• **Extract to read**:
%%
Skip to main content
Streamlining the Patient Experience Pays Off

Streamlining the Patient Experience Pays Off

Our client wanted to create meaningful interactions for every patient experience. We helped provide the healthcare company insight into the patient experience, resulting in happier patients and an increase in net revenue

Streamlining the Patient Experience Pays Off

Our client wanted to create meaningful interactions for every patient experience. We helped provide the healthcare company insight into the patient experience, resulting in happier patients and an increase in net revenue

$800,000 in
incremental net
revenue
1-10 days vs. 9-142
days for appointments
Patient instructions
less confusing

A leading international medical centre recognised the need for widespread process improvements, but wanted to take a progressive approach that would result in meaningful improvements to every patient experience. For the pilot program, we centred on the organisation’s colonoscopy practice. A growing national awareness of the benefits to proactive cancer screening had driven referrals up, but outdated processes and a lack of interaction between facilities were costing the centre in wait times, lost business and patient satisfaction. We worked with the hospital and area facilities to create a detailed map of the patient experience: from referral and scheduling, to procedure preparation (and the procedure itself), to discharge and reporting processes.
%%
• **Provided material**:
%%
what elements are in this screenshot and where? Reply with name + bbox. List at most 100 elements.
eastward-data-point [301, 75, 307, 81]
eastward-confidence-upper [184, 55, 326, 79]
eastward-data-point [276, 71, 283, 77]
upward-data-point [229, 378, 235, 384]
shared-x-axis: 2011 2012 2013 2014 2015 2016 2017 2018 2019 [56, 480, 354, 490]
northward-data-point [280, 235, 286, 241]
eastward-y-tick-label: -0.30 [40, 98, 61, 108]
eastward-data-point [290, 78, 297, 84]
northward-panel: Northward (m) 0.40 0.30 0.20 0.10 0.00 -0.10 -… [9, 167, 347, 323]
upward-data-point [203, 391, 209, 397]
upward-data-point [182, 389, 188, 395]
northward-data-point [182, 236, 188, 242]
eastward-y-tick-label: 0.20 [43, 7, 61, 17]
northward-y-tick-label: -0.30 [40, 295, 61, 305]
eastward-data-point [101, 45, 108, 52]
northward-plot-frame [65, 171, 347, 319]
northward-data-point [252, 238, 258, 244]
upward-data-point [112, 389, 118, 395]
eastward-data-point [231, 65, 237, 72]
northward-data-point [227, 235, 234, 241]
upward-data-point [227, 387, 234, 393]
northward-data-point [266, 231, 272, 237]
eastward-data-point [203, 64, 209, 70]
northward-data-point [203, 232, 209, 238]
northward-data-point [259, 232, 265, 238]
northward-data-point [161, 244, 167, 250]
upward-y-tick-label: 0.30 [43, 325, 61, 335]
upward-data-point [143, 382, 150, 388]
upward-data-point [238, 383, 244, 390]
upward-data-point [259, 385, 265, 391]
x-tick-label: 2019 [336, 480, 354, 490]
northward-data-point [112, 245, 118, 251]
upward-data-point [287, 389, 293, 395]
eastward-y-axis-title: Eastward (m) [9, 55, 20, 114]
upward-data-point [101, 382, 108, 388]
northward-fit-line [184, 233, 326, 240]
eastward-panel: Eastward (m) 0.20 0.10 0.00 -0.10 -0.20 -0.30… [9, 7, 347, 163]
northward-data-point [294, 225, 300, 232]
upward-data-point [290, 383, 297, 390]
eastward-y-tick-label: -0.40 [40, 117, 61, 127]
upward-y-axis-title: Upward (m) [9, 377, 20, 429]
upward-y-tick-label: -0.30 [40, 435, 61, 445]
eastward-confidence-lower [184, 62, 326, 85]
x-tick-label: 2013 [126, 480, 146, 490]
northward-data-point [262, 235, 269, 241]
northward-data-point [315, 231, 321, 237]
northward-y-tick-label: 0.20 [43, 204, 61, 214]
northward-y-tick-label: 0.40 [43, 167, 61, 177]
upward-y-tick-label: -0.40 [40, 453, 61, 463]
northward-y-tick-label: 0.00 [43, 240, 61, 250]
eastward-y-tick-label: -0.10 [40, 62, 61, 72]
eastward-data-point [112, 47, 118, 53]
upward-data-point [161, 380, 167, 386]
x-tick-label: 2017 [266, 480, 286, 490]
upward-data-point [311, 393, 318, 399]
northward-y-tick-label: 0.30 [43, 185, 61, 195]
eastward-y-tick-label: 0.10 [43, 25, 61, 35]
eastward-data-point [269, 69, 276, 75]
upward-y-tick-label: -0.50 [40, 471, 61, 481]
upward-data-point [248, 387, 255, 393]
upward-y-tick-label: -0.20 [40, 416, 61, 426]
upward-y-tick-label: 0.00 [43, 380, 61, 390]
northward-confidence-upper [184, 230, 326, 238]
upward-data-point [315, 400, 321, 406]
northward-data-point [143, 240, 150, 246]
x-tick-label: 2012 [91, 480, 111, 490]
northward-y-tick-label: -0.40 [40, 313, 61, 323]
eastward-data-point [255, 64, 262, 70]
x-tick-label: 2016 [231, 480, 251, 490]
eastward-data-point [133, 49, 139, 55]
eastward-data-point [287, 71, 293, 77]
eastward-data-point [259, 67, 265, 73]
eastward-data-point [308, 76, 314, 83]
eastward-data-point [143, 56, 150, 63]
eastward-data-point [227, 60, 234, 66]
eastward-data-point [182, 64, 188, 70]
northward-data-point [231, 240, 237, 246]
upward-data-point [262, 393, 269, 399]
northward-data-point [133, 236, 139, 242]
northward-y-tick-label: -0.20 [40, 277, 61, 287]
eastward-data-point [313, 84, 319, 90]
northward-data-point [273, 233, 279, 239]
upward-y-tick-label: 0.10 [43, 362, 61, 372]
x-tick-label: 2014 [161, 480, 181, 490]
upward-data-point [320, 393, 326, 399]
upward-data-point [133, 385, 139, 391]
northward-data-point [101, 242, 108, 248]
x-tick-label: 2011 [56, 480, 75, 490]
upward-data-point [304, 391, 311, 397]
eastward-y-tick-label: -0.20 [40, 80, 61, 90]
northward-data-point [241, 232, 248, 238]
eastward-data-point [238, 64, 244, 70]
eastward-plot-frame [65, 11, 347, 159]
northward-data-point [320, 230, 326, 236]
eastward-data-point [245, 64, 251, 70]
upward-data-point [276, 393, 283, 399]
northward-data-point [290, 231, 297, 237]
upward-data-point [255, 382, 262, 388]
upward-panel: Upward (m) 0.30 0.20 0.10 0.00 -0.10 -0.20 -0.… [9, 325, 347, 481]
%%
• **Work task**: Summarize the case study on streamlining the patient experience in two sentences. The material plays no part in this exercise.

• **Expected answer**: A leading international medical center wanted process improvements that would meaningfully improve every patient experience, and it piloted the effort in its colonoscopy practice, where outdated processes and a lack of interaction between facilities were costing it in wait times, lost business and patient satisfaction. Working with the hospital and area facilities, the consultants mapped the patient experience in detail from referral through discharge and reporting, which resulted in happier patients and an increase in net revenue.